### REQUEST A
In the book review, how many essays do the editors present as cross-disciplinary conversations?

### TEXT SECTION
----------------

Hornstein, Shelley, Laura Levitt, and
Laurence J. Silberstein, eds. New York: New York
University Press, 2003. 256 pp., $20.00 (USD).
ISBN: 0-8147-9226-8.
[1] Scholars talk about the “future” of the
Holocaust to remind us that its meaning is still being shaped
by the culture in which we live. How we express this
inexpressible horror is enmeshed in the construction of
the past located in our personal and collective identities. One
could cite any number of current examples that examine the “future” of
the Holocaust, but Impossible Images: Contemporary Art
After the Holocaust is one of the most incisive and
provocative books to emerge in recent years.
[2] As part of the “New Perspectives on Jewish Studies” series,
Impossible Images serves as a departure from previous
volumes, shifting its focus from historical and literary
representations to visual representations. In the
introduction, editors Shelley Hornstein, Laura Levitt,
and Laurence J. Silberstein contextualize this shift
by arguing that the Holocaust confounds attempts to represent
any part of it; and yet, as time goes by, historical
moments still demand all-embracing visual markers. Focusing
on the asking of questions rather than on the receipt
of answers, the editors situate the eleven essays as
cross-disciplinary conversations. They seek to
push the boundaries of historical representation and
the Holocaust, found in Saul Friedlander’s Probing
the Limits of Representation: Nazism and the “Final
Solution” (1992), as well as extend the arguments,
raised by Ziva Amishai-Maisels in After Auschwitz: Responses
to the Holocaust in Contemporary Art (1995), surrounding
contemporary art on the Holocaust.

----------------

[Element location data]
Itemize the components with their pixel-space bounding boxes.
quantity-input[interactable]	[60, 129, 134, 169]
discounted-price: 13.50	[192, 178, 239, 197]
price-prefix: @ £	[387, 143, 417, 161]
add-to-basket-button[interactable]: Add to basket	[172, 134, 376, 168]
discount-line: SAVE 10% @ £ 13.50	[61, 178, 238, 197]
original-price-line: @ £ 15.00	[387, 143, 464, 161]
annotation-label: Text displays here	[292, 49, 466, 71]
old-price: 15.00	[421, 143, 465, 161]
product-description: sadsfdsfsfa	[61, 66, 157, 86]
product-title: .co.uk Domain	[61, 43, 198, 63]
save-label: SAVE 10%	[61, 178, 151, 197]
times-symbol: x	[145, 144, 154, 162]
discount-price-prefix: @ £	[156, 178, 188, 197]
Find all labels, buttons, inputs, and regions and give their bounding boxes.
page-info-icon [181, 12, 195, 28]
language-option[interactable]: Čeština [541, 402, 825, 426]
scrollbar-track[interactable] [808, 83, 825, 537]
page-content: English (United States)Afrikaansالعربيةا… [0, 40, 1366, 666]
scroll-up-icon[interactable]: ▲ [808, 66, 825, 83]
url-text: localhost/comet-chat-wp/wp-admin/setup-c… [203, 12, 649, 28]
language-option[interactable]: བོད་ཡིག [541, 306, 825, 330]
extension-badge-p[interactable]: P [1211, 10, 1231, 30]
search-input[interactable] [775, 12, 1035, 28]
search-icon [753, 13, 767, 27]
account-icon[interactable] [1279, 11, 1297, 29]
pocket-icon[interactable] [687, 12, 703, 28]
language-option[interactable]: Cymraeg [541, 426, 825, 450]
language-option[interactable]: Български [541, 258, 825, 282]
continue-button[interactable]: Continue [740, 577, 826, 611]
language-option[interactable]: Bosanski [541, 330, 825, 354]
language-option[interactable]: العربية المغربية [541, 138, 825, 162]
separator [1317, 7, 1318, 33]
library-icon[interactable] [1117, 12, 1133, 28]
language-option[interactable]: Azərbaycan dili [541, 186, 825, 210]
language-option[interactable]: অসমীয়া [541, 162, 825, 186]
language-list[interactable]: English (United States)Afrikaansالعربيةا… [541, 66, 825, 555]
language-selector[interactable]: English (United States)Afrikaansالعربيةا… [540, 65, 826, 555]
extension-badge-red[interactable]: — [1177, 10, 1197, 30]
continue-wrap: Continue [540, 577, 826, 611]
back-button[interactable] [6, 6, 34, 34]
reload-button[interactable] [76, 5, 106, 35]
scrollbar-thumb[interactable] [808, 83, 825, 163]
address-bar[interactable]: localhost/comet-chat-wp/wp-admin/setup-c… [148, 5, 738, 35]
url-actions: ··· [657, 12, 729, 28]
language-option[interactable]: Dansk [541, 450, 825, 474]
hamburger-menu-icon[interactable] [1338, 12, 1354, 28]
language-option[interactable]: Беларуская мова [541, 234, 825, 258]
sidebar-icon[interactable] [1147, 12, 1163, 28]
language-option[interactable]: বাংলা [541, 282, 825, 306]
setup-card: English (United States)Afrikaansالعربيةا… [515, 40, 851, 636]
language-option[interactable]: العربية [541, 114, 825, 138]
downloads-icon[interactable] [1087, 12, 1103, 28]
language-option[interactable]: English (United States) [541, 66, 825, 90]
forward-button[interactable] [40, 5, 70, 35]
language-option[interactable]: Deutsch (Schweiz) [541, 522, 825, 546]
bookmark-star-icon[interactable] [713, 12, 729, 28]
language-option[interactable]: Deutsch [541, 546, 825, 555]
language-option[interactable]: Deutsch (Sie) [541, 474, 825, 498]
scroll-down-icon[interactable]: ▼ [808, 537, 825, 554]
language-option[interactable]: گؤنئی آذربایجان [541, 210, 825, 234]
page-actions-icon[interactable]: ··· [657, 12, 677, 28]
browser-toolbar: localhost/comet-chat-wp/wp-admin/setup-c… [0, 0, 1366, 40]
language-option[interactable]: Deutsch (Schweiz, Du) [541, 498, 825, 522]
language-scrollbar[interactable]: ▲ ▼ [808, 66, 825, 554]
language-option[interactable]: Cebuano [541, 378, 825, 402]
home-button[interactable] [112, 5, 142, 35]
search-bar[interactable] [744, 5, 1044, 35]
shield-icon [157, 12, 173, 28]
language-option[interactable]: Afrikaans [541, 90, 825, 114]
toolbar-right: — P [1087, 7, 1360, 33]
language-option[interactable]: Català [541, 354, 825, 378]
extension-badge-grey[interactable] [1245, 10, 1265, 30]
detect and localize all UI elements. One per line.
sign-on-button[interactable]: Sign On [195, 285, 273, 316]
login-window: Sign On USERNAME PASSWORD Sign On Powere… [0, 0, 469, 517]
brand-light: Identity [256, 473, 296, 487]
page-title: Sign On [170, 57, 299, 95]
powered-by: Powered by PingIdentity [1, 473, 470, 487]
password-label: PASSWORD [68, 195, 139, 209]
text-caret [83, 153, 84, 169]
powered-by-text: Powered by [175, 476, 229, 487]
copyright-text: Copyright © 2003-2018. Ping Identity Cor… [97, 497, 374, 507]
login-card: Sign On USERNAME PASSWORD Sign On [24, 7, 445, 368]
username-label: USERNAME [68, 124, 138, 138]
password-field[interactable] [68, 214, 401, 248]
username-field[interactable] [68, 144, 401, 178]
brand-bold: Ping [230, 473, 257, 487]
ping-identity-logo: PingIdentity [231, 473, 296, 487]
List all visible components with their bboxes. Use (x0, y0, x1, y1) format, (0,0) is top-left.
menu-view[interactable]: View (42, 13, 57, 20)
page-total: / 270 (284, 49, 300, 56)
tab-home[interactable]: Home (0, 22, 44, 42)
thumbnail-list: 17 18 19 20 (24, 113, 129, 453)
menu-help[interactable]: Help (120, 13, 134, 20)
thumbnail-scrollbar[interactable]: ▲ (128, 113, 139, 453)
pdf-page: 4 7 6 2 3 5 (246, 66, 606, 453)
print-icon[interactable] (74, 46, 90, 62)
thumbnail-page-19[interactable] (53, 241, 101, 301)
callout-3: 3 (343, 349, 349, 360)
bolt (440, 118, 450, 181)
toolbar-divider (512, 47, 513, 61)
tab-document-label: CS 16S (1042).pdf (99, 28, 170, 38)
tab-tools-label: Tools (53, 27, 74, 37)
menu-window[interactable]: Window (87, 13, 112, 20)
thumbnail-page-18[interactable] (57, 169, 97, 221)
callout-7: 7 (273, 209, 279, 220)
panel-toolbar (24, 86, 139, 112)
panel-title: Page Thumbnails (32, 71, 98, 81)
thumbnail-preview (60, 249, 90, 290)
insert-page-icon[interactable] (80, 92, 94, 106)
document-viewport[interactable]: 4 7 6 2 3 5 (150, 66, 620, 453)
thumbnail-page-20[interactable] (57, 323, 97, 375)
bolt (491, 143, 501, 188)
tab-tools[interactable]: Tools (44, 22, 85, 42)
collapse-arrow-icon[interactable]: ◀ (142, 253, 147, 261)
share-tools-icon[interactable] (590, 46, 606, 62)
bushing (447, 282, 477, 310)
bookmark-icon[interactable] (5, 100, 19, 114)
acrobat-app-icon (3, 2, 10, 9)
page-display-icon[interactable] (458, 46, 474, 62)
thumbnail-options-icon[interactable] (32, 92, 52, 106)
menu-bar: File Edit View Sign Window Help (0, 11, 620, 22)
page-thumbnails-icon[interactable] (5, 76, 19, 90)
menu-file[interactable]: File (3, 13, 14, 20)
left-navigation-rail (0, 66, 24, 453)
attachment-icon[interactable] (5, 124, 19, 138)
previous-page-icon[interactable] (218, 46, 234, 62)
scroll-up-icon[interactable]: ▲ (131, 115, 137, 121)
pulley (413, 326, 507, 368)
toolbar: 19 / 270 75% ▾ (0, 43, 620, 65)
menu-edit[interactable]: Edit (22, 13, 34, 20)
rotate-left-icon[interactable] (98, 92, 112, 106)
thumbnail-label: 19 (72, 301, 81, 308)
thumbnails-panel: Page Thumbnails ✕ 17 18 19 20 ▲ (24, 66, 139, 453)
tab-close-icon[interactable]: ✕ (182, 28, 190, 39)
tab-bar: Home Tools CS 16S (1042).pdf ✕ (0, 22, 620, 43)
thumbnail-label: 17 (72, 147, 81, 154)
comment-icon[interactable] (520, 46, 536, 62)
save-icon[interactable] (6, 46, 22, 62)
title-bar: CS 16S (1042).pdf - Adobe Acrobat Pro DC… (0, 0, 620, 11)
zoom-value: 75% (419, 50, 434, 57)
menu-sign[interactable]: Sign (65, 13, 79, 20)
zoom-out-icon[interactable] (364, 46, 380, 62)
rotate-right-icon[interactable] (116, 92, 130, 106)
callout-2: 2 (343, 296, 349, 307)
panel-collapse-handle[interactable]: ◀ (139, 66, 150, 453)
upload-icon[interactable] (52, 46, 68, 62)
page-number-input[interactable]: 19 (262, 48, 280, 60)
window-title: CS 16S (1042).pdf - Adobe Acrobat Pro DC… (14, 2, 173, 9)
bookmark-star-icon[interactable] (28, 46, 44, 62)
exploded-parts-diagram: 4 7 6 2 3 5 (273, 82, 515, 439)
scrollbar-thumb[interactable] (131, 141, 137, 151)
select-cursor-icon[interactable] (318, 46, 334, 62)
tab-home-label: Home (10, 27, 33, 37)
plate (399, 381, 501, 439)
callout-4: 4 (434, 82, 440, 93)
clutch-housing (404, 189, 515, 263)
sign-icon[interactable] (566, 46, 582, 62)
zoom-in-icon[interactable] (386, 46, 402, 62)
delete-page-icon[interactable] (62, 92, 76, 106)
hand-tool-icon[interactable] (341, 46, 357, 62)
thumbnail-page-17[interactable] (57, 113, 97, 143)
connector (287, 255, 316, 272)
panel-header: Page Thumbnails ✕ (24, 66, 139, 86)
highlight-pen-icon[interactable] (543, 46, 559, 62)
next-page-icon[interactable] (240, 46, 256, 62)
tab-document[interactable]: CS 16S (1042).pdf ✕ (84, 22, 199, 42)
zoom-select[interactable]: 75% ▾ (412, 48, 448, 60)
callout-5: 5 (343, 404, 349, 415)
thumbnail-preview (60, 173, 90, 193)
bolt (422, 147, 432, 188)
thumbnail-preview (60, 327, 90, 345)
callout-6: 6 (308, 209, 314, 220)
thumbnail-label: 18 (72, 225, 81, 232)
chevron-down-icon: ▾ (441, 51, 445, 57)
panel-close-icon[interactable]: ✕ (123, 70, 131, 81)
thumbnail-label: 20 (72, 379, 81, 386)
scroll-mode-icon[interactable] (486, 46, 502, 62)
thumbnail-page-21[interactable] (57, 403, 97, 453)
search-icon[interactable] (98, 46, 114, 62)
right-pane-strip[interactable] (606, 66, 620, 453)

----------------

### REQUEST B
In the records, change "annotation-label" to "caption-label" in the part that opens with the first line and closes with the line containing "66, 157, 86]", leaving all else unchanged. Return only those lines.

### RIGHT ANSWER A
Eleven.

### RIGHT ANSWER B
Itemize the components with their pixel-space bounding boxes.
quantity-input[interactable]	[60, 129, 134, 169]
discounted-price: 13.50	[192, 178, 239, 197]
price-prefix: @ £	[387, 143, 417, 161]
add-to-basket-button[interactable]: Add to basket	[172, 134, 376, 168]
discount-line: SAVE 10% @ £ 13.50	[61, 178, 238, 197]
original-price-line: @ £ 15.00	[387, 143, 464, 161]
caption-label: Text displays here	[292, 49, 466, 71]
old-price: 15.00	[421, 143, 465, 161]
product-description: sadsfdsfsfa	[61, 66, 157, 86]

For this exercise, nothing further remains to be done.